#### STATED EXERCISE
Every record should be written out exactly, please.

** BEGIN **

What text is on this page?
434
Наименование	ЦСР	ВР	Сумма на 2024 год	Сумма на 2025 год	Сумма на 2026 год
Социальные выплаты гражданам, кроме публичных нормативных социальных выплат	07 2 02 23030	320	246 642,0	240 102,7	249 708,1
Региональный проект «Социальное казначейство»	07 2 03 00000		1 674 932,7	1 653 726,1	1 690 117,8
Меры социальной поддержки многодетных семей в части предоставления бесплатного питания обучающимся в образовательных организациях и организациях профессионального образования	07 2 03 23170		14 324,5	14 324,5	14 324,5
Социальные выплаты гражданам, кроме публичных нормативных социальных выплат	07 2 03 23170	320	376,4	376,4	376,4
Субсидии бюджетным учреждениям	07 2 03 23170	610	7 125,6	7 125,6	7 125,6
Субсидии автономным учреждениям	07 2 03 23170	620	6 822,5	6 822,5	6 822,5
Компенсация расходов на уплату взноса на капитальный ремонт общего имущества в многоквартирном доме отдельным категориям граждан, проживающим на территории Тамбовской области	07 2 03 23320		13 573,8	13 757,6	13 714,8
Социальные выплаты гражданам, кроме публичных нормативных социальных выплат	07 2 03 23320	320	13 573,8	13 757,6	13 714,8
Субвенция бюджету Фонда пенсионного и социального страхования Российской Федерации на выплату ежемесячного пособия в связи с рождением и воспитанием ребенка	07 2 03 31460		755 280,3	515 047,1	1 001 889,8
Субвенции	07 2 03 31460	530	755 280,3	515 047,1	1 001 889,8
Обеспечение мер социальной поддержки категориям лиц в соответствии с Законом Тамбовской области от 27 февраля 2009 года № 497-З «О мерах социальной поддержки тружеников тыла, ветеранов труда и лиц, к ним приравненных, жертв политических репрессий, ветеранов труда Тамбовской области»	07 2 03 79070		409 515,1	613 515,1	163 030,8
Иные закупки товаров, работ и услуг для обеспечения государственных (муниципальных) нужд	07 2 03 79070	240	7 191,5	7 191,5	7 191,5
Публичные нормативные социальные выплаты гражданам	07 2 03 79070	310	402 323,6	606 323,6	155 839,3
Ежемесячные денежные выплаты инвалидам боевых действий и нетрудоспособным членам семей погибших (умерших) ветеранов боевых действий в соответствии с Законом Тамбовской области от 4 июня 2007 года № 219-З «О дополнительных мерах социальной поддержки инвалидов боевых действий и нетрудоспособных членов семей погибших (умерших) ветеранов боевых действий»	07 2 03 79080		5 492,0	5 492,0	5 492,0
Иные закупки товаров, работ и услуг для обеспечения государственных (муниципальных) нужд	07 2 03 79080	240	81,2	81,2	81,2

** END **

#### THE ANSWER
What text is on this page?
434
Наименование	ЦСР	ВР	Сумма на 2024 год	Сумма на 2025 год	Сумма на 2026 год
Социальные выплаты гражданам, кроме публичных нормативных социальных выплат	07 2 02 23030	320	246 642,0	240 102,7	249 708,1
Региональный проект «Социальное казначейство»	07 2 03 00000		1 674 932,7	1 653 726,1	1 690 117,8
Меры социальной поддержки многодетных семей в части предоставления бесплатного питания обучающимся в образовательных организациях и организациях профессионального образования	07 2 03 23170		14 324,5	14 324,5	14 324,5
Социальные выплаты гражданам, кроме публичных нормативных социальных выплат	07 2 03 23170	320	376,4	376,4	376,4
Субсидии бюджетным учреждениям	07 2 03 23170	610	7 125,6	7 125,6	7 125,6
Субсидии автономным учреждениям	07 2 03 23170	620	6 822,5	6 822,5	6 822,5
Компенсация расходов на уплату взноса на капитальный ремонт общего имущества в многоквартирном доме отдельным категориям граждан, проживающим на территории Тамбовской области	07 2 03 23320		13 573,8	13 757,6	13 714,8
Социальные выплаты гражданам, кроме публичных нормативных социальных выплат	07 2 03 23320	320	13 573,8	13 757,6	13 714,8
Субвенция бюджету Фонда пенсионного и социального страхования Российской Федерации на выплату ежемесячного пособия в связи с рождением и воспитанием ребенка	07 2 03 31460		755 280,3	515 047,1	1 001 889,8
Субвенции	07 2 03 31460	530	755 280,3	515 047,1	1 001 889,8
Обеспечение мер социальной поддержки категориям лиц в соответствии с Законом Тамбовской области от 27 февраля 2009 года № 497-З «О мерах социальной поддержки тружеников тыла, ветеранов труда и лиц, к ним приравненных, жертв политических репрессий, ветеранов труда Тамбовской области»	07 2 03 79070		409 515,1	613 515,1	163 030,8
Иные закупки товаров, работ и услуг для обеспечения государственных (муниципальных) нужд	07 2 03 79070	240	7 191,5	7 191,5	7 191,5
Публичные нормативные социальные выплаты гражданам	07 2 03 79070	310	402 323,6	606 323,6	155 839,3
Ежемесячные денежные выплаты инвалидам боевых действий и нетрудоспособным членам семей погибших (умерших) ветеранов боевых действий в соответствии с Законом Тамбовской области от 4 июня 2007 года № 219-З «О дополнительных мерах социальной поддержки инвалидов боевых действий и нетрудоспособных членов семей погибших (умерших) ветеранов боевых действий»	07 2 03 79080		5 492,0	5 492,0	5 492,0
Иные закупки товаров, работ и услуг для обеспечения государственных (муниципальных) нужд	07 2 03 79080	240	81,2	81,2	81,2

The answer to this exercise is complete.